Scan the listing below and copy every line holding "color".

*****

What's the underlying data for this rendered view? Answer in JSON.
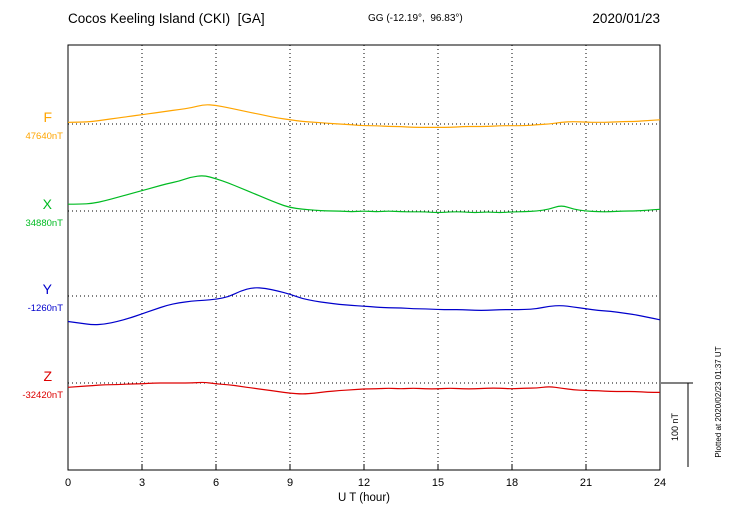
{
  "header": {
    "station_title": "Cocos Keeling Island (CKI)  [GA]",
    "coords": "GG (-12.19°,  96.83°)",
    "date": "2020/01/23"
  },
  "footer": {
    "xlabel": "U T (hour)",
    "plotted_note": "Plotted at 2020/02/23 01:37 UT"
  },
  "chart_data": {
    "type": "line",
    "title": "Cocos Keeling Island (CKI) [GA] magnetogram",
    "xlabel": "U T (hour)",
    "x_range": [
      0,
      24
    ],
    "x_ticks": [
      0,
      3,
      6,
      9,
      12,
      15,
      18,
      21,
      24
    ],
    "x_step_hours": 0.5,
    "grid": "dotted vertical lines every 3 hours; dotted horizontal baseline per component",
    "scale_bar_label": "100 nT",
    "scale_bar_nT": 100,
    "series": [
      {
        "name": "F",
        "color": "#FFA500",
        "baseline_label": "47640nT",
        "baseline_value_nT": 47640,
        "offsets_nT": [
          2,
          2,
          3,
          5,
          7,
          9,
          11,
          13,
          15,
          17,
          19,
          23,
          22,
          19,
          16,
          13,
          10,
          7,
          5,
          3,
          2,
          1,
          0,
          -1,
          -2,
          -2,
          -3,
          -3,
          -4,
          -4,
          -4,
          -4,
          -3,
          -3,
          -3,
          -2,
          -2,
          -2,
          -1,
          0,
          2,
          3,
          2,
          2,
          2,
          3,
          3,
          4,
          5
        ]
      },
      {
        "name": "X",
        "color": "#00BB22",
        "baseline_label": "34880nT",
        "baseline_value_nT": 34880,
        "offsets_nT": [
          8,
          8,
          9,
          12,
          16,
          20,
          24,
          28,
          32,
          35,
          40,
          42,
          38,
          33,
          27,
          21,
          15,
          9,
          4,
          2,
          1,
          0,
          0,
          -1,
          0,
          -1,
          0,
          -1,
          -1,
          -1,
          -2,
          -1,
          -1,
          -2,
          -1,
          -2,
          -1,
          -1,
          0,
          2,
          7,
          2,
          0,
          -1,
          -1,
          0,
          0,
          1,
          2
        ]
      },
      {
        "name": "Y",
        "color": "#0000CC",
        "baseline_label": "-1260nT",
        "baseline_value_nT": -1260,
        "offsets_nT": [
          -30,
          -32,
          -34,
          -33,
          -30,
          -26,
          -21,
          -16,
          -11,
          -8,
          -6,
          -5,
          -4,
          -1,
          6,
          10,
          9,
          6,
          2,
          -3,
          -6,
          -8,
          -10,
          -11,
          -12,
          -13,
          -14,
          -14,
          -15,
          -15,
          -16,
          -16,
          -16,
          -17,
          -17,
          -16,
          -16,
          -16,
          -15,
          -12,
          -11,
          -13,
          -15,
          -17,
          -18,
          -20,
          -22,
          -25,
          -28
        ]
      },
      {
        "name": "Z",
        "color": "#DD0000",
        "baseline_label": "-32420nT",
        "baseline_value_nT": -32420,
        "offsets_nT": [
          -5,
          -4,
          -3,
          -2,
          -2,
          -1,
          -1,
          0,
          0,
          0,
          0,
          1,
          -1,
          -2,
          -4,
          -6,
          -8,
          -10,
          -12,
          -13,
          -12,
          -10,
          -9,
          -8,
          -7,
          -7,
          -6,
          -7,
          -6,
          -7,
          -7,
          -6,
          -7,
          -7,
          -6,
          -6,
          -7,
          -6,
          -6,
          -4,
          -6,
          -8,
          -9,
          -9,
          -10,
          -10,
          -10,
          -11,
          -11
        ]
      }
    ]
  }
}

*****

→ **Written solution**:
        "color": "#FFA500",
        "color": "#00BB22",
        "color": "#0000CC",
        "color": "#DD0000",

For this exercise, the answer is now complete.